*PROBLEM*
Could you copy out every line of the data where the word "infected" occurs?

▼▼▼

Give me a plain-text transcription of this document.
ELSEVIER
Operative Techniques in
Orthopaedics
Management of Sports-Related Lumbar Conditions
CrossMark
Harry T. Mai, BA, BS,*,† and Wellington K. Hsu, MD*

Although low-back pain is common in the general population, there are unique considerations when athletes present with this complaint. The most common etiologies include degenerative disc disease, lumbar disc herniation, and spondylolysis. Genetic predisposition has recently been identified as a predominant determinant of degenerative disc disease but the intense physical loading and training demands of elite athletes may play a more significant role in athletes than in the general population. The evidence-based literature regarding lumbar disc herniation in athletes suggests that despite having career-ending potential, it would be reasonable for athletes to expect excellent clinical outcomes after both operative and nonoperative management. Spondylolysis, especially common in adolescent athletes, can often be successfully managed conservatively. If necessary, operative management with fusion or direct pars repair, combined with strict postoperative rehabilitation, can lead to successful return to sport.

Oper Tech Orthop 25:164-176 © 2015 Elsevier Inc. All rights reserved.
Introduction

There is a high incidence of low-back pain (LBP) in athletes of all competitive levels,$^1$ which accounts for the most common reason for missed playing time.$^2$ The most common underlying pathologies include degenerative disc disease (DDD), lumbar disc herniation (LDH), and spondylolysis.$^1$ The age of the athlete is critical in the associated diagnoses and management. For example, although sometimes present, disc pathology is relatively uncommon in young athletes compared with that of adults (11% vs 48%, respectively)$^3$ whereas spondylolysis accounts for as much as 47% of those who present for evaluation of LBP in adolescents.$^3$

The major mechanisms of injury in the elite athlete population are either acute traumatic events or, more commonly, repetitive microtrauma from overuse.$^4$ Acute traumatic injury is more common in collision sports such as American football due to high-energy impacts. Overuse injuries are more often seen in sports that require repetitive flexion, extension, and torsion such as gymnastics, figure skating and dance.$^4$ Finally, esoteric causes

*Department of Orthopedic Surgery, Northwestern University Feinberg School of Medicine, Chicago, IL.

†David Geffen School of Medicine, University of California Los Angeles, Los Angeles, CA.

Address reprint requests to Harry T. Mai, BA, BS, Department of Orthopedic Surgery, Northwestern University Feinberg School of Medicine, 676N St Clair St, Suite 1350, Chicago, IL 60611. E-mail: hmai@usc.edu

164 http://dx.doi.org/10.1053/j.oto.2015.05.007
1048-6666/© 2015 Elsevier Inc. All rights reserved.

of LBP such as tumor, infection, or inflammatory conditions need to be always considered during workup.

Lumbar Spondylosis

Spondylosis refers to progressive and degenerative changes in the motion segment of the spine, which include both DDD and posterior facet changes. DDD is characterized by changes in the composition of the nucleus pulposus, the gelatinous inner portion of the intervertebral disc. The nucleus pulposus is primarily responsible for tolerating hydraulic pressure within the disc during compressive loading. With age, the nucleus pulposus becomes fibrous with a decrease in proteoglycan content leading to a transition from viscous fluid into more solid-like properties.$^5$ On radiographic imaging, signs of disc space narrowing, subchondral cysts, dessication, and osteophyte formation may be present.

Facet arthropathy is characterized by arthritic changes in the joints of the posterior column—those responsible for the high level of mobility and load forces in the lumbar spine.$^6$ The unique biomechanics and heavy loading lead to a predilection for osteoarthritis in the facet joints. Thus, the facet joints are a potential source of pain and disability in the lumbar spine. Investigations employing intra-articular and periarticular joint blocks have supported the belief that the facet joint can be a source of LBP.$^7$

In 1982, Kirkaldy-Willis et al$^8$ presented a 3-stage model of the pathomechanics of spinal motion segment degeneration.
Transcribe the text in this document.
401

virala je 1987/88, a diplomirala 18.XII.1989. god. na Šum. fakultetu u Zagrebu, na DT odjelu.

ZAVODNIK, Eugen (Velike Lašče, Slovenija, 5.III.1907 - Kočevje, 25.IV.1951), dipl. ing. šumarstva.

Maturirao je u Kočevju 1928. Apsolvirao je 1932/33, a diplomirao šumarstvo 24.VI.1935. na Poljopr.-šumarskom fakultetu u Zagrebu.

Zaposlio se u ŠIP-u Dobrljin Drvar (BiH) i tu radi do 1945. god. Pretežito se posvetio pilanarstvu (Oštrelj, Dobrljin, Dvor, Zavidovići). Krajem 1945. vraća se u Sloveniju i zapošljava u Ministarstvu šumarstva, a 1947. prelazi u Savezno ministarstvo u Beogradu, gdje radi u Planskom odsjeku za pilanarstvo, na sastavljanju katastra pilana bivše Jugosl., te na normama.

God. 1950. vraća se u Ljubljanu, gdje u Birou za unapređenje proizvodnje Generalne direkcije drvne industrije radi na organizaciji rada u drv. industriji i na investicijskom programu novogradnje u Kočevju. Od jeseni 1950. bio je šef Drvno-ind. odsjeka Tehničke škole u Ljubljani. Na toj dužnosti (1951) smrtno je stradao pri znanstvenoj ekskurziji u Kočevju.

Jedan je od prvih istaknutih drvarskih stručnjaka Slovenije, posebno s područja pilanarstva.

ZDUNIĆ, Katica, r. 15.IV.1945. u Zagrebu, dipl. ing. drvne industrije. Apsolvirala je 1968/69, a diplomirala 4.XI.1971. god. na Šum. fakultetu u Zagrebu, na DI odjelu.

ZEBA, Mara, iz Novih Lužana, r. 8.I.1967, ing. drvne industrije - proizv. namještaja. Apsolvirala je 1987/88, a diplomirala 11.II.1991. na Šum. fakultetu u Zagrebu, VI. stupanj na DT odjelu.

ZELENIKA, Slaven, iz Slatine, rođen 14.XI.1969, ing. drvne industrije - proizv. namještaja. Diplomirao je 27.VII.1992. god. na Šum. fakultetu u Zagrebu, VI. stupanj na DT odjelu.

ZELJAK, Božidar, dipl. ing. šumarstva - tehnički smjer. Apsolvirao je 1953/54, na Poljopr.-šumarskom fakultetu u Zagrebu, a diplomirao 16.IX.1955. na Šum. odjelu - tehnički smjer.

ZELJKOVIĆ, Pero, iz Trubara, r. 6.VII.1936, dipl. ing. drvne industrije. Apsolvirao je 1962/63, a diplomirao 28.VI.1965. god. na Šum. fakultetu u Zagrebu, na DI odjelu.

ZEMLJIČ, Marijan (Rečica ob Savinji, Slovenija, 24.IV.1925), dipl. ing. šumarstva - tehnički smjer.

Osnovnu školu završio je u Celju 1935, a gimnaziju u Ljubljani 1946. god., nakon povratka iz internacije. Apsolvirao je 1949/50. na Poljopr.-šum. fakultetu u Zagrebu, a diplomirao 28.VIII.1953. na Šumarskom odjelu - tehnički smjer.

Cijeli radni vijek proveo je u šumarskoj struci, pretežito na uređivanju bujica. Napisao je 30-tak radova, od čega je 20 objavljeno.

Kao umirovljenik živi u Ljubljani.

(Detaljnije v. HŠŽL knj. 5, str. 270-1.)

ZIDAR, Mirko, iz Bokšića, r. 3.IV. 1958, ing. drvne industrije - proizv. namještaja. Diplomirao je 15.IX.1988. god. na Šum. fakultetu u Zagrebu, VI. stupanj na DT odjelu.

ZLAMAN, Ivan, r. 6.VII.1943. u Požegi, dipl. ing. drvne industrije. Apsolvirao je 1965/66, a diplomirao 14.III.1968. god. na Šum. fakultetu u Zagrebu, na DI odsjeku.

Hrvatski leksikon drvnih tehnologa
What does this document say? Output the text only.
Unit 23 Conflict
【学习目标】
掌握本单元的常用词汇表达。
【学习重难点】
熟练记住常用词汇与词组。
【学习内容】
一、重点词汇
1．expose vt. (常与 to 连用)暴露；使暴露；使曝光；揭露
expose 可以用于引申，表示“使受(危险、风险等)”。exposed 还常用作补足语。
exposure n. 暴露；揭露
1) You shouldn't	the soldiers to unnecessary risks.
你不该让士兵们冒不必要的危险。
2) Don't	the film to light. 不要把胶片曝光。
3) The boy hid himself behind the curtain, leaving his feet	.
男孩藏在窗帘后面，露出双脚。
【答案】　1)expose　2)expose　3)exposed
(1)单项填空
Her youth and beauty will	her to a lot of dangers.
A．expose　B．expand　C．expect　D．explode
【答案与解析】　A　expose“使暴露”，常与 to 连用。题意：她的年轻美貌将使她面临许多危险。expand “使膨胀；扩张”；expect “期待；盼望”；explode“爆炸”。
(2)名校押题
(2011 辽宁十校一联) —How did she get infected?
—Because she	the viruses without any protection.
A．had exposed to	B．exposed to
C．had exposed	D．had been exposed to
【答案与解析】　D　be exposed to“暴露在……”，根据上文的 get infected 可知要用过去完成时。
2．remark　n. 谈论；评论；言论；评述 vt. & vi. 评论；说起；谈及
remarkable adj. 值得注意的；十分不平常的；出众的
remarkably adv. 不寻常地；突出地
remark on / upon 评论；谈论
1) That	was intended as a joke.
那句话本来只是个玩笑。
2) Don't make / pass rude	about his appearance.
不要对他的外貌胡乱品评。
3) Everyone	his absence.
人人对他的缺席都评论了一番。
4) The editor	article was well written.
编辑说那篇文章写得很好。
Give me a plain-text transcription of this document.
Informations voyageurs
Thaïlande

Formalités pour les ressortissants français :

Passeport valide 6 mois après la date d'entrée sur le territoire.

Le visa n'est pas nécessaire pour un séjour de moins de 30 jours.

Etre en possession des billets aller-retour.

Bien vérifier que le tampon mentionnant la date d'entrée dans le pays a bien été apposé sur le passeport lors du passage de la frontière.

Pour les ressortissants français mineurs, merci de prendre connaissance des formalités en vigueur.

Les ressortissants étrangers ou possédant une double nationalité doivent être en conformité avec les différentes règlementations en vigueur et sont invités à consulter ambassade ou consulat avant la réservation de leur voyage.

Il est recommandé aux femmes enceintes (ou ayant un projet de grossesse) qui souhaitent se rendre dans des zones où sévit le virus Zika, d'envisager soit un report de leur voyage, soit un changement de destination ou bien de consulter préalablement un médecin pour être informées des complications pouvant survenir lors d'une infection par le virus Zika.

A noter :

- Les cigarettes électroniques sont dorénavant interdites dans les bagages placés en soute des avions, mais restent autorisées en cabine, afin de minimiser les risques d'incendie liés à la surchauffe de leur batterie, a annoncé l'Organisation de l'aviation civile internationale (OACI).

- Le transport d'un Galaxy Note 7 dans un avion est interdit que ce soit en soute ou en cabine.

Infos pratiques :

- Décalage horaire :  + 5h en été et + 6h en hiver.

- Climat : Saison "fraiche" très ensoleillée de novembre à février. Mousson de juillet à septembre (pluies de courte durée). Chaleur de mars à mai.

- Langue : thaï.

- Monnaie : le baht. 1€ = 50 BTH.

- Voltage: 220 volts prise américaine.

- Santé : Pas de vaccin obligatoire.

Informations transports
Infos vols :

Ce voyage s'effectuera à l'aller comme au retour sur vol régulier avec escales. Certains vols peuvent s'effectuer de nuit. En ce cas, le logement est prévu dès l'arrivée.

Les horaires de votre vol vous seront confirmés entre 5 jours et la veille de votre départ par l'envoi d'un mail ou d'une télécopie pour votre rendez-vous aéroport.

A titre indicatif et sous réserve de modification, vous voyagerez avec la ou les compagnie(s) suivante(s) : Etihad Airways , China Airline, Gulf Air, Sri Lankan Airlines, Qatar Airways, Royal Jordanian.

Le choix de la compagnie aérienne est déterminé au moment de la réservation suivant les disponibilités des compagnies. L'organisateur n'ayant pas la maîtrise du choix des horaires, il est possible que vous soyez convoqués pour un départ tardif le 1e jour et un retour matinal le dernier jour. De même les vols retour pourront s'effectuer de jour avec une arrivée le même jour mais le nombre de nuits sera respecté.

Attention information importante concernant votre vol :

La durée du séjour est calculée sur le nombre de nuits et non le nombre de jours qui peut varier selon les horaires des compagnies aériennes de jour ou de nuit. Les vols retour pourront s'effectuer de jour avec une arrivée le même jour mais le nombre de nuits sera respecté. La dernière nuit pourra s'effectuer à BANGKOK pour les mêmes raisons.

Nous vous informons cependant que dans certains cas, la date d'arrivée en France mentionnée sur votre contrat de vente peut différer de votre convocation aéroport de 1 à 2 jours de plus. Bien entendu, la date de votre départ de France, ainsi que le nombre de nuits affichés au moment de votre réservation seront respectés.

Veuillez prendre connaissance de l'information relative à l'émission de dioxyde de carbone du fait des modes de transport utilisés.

▲▲▲

*EXPECTED OUTPUT*
(2011 辽宁十校一联) —How did she get infected?
【答案与解析】　D　be exposed to“暴露在……”，根据上文的 get infected 可知要用过去完成时。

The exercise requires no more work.